» ZU ERLEDIGENDE AUFGABEN
• a. Zähle alle Lebensformen auf, die der Text über Promi-Ehen und Kirche für die 30 % der heutigen „Familien“ nennt, die anders sind.
• b. Nimm den Text über Promi-Ehen und Kirche nach seinem letzten Satz wieder auf und schreib ihn weiter.

Promi-Ehen im Dienst der Kirche

Als ich im Sturm-und-Drang-Alter war, durften Unverheiratete nicht zusammen leben. Das war in Bayern sogar strafbar. Und im gesamten Deutschland machte sich derjenige der Kuppelei schuldig, der unverheirateten Paaren ein Zimmer zur Verfügung stellte.
Trotzdem gab es unter den Künstlern mutige Leute, die sich trauten, in „wilder Ehe“ (so nannte man das) zusammen zu leben. Inzwischen hat die Pille einen totalen moralischen Wandel bewirkt. Die Leute machen, was sie wollen, und das Strafrecht hat sich dem angeschlossen. Nun gäbe es ja eigentlich keinen Grund mehr zu heiraten, es sei denn, fromme Paare wollen sich den Segen Gottes geben lassen. Deswegen würden wohl nicht allzu viele kommen, denn die traditionelle Familie hat immer weniger Anhänger. 30 % der heutigen „Familien“ sind anders: Paare ohne Trauschein, Alleinerziehende, Schwule und Lesben.

» EXTRAHIERTES MATERIAL
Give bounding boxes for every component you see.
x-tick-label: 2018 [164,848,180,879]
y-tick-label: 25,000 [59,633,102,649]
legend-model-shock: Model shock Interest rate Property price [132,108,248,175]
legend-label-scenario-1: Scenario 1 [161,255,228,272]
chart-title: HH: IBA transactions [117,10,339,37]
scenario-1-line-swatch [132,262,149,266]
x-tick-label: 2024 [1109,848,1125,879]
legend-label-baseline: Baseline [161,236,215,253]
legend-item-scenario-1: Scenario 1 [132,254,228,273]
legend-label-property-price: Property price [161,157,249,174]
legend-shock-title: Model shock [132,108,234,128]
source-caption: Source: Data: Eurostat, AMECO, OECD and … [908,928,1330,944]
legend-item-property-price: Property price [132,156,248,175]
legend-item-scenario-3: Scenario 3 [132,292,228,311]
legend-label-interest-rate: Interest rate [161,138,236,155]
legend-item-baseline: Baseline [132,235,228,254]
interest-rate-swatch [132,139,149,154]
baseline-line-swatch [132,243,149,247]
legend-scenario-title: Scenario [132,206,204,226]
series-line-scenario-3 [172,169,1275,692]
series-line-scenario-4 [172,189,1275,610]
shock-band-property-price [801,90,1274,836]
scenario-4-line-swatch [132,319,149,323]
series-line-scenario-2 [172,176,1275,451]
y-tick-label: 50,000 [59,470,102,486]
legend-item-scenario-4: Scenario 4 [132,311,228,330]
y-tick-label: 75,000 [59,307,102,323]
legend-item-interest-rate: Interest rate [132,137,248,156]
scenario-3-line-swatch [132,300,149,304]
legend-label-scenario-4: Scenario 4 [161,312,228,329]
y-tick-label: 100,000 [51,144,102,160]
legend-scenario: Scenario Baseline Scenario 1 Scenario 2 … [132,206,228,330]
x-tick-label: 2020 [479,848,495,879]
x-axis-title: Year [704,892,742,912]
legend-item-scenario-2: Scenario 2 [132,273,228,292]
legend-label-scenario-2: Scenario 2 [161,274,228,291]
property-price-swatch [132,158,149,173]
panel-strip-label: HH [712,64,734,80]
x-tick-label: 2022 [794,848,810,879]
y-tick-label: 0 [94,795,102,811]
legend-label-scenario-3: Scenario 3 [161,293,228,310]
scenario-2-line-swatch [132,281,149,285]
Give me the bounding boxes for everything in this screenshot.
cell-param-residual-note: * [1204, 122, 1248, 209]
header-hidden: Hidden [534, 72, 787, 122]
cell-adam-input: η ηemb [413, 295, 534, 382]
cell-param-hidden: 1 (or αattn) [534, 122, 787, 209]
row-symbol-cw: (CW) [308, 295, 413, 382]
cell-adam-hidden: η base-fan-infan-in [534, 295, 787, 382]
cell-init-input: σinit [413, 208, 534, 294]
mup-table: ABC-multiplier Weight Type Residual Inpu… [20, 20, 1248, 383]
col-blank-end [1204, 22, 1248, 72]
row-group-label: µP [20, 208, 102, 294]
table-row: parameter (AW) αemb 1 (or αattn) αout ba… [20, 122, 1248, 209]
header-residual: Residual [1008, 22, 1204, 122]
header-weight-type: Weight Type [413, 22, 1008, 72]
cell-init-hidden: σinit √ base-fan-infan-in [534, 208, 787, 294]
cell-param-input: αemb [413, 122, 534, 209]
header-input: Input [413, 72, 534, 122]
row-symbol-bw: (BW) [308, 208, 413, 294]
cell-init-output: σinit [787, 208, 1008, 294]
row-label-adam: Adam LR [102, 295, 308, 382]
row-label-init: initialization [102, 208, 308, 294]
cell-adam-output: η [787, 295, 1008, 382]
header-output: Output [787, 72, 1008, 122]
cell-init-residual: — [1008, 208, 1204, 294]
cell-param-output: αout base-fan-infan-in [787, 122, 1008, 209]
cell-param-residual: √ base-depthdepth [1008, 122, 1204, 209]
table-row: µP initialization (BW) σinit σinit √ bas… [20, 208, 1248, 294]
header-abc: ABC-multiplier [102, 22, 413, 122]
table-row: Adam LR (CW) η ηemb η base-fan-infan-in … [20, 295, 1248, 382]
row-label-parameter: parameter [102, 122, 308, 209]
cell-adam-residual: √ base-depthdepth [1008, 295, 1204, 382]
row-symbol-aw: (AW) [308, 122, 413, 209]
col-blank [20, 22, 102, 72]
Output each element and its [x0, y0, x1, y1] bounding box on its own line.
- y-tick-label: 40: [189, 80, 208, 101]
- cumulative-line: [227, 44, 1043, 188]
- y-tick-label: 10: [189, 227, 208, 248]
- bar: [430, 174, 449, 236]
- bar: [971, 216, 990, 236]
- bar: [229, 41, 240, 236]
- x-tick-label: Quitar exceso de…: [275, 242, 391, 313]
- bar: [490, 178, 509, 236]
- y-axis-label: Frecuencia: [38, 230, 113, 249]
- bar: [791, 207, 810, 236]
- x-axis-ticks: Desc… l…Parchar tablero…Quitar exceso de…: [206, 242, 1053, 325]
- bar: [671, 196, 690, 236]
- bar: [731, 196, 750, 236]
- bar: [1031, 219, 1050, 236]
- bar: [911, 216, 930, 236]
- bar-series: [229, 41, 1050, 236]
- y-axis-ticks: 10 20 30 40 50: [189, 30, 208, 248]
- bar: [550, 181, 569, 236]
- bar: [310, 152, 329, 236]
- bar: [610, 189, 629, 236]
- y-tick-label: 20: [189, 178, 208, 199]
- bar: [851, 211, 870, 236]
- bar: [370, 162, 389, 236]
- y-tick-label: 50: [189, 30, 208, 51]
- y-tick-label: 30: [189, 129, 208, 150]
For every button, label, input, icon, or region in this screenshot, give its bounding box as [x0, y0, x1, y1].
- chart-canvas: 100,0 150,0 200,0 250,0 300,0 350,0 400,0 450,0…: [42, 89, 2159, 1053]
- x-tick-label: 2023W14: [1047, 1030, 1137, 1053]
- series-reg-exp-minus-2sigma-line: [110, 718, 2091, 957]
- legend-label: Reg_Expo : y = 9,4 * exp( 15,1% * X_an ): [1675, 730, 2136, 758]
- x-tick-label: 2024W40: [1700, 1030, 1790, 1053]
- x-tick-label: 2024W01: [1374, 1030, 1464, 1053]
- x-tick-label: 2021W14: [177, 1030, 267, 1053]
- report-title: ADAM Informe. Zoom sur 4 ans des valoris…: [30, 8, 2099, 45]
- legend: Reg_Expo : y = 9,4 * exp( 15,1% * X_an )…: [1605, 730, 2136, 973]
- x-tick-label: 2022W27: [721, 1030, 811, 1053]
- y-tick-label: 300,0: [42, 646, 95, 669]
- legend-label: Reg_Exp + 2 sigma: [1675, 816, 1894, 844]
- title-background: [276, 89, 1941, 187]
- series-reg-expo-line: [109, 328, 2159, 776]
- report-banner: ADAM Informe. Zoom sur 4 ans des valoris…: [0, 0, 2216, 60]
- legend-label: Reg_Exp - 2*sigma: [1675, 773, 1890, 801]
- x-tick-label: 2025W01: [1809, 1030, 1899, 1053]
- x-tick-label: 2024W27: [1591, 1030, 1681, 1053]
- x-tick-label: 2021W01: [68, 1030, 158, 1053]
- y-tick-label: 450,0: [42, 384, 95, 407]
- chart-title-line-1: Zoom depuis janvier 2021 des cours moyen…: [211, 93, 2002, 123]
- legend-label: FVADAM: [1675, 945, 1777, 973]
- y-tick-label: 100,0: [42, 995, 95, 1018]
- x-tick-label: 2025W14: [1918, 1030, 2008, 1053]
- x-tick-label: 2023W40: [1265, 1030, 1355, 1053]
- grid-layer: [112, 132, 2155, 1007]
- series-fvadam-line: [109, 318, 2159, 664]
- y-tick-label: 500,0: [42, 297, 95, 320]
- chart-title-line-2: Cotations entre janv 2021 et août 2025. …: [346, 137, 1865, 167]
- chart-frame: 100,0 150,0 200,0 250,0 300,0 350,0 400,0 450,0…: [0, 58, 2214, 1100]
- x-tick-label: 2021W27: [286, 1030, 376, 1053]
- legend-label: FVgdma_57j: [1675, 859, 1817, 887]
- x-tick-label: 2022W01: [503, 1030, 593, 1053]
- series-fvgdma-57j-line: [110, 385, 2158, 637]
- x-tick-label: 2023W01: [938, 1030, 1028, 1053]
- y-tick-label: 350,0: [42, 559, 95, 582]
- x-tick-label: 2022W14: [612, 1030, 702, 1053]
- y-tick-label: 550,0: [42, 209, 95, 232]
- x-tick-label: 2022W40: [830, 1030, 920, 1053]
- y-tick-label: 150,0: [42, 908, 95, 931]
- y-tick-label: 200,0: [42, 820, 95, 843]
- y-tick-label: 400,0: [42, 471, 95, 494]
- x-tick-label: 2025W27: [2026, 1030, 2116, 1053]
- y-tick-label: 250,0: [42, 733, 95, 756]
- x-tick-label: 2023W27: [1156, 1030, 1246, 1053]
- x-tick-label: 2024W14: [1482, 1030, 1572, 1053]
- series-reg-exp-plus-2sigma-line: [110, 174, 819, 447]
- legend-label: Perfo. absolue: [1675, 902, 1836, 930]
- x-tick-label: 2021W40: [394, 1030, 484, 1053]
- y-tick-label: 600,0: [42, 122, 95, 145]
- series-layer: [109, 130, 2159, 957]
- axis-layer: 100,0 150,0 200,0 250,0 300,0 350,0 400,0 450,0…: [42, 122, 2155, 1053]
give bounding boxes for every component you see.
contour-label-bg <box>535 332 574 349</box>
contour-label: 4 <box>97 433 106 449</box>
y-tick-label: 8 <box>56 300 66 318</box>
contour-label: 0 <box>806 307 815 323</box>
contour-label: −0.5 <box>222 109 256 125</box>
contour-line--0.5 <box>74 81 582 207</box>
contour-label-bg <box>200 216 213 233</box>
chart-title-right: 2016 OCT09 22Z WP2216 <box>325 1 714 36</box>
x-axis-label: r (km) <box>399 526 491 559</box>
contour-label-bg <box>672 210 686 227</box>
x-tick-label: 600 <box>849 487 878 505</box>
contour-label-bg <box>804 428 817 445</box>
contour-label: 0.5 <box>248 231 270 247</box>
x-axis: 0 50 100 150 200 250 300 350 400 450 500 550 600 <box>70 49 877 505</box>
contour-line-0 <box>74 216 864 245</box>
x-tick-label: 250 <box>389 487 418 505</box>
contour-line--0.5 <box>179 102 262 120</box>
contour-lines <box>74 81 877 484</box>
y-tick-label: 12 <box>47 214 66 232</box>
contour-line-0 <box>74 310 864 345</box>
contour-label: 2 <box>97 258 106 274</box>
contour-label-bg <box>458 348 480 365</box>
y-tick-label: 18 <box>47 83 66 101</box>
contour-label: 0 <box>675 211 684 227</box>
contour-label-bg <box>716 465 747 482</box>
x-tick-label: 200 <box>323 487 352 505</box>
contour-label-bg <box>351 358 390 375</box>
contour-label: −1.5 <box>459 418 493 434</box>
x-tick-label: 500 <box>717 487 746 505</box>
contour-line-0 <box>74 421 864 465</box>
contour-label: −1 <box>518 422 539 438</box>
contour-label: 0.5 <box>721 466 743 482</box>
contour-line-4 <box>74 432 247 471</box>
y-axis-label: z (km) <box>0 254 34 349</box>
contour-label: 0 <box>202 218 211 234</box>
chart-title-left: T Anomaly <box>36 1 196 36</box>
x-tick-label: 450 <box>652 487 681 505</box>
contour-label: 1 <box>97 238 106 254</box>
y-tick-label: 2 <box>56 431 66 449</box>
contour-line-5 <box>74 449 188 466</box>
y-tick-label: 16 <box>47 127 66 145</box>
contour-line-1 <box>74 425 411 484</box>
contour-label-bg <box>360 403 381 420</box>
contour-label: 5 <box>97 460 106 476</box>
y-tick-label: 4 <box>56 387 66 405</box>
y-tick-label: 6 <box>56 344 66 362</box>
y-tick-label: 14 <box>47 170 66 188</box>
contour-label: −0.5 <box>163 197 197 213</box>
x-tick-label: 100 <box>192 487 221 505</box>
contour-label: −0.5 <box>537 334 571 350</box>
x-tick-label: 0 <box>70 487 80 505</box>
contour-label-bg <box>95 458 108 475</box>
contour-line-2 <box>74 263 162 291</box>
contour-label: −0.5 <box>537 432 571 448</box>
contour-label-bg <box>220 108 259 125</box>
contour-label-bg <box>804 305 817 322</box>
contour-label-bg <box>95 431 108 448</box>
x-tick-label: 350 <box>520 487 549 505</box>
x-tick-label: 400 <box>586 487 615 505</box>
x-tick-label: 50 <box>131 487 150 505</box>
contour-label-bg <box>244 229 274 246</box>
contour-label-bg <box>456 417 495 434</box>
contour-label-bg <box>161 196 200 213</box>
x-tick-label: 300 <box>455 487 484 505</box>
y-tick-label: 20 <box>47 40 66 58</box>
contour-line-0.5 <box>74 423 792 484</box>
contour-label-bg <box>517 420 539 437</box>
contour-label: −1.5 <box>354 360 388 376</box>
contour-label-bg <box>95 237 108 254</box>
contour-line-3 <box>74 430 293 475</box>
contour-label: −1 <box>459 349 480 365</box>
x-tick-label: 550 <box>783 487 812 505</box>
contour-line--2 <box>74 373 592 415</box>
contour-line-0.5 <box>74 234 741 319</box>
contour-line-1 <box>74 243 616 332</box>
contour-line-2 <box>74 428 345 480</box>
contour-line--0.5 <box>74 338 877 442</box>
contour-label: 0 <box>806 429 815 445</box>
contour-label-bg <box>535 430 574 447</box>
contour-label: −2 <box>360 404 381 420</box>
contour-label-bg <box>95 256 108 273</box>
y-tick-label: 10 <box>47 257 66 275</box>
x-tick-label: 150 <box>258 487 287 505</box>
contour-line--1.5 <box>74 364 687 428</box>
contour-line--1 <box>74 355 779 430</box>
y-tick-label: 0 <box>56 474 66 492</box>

» ERGEBNISSE JE AUFGABE
• a.
- Paare ohne Trauschein
- Alleinerziehende
- Schwule und Lesben

• b.
Deshalb ist es von großer Bedeutung, dass die Promis so gerne heiraten. Sie tun das wohl weniger aus religiösen Gründen, sondern wegen der Publicity. Ein Promi muss ja ständig dafür sorgen, dass er im Licht der Öffentlichkeit steht, und dafür ist eine opulente Hochzeit natürlich bestens geeignet. Und das Volk schaut sich solche Feste im Fernsehen oder in den Illustrierten an und sagt sich: Ich möchte auch eine schöne Hochzeit feiern. Die Promis sorgen also dafür, dass die Hochzeit kein Auslaufmodell wird. Und das ist günstig für die Kirchen. Würden die Hochzeiten wegfallen, würde sich der Kontakt vieler Christen auf Taufe, Konfirmation und Beerdigung beschränken und mancher würde sich sagen, dass die Kirche ihm für die vielen Steuern zu wenig bietet, und sie würden austreten.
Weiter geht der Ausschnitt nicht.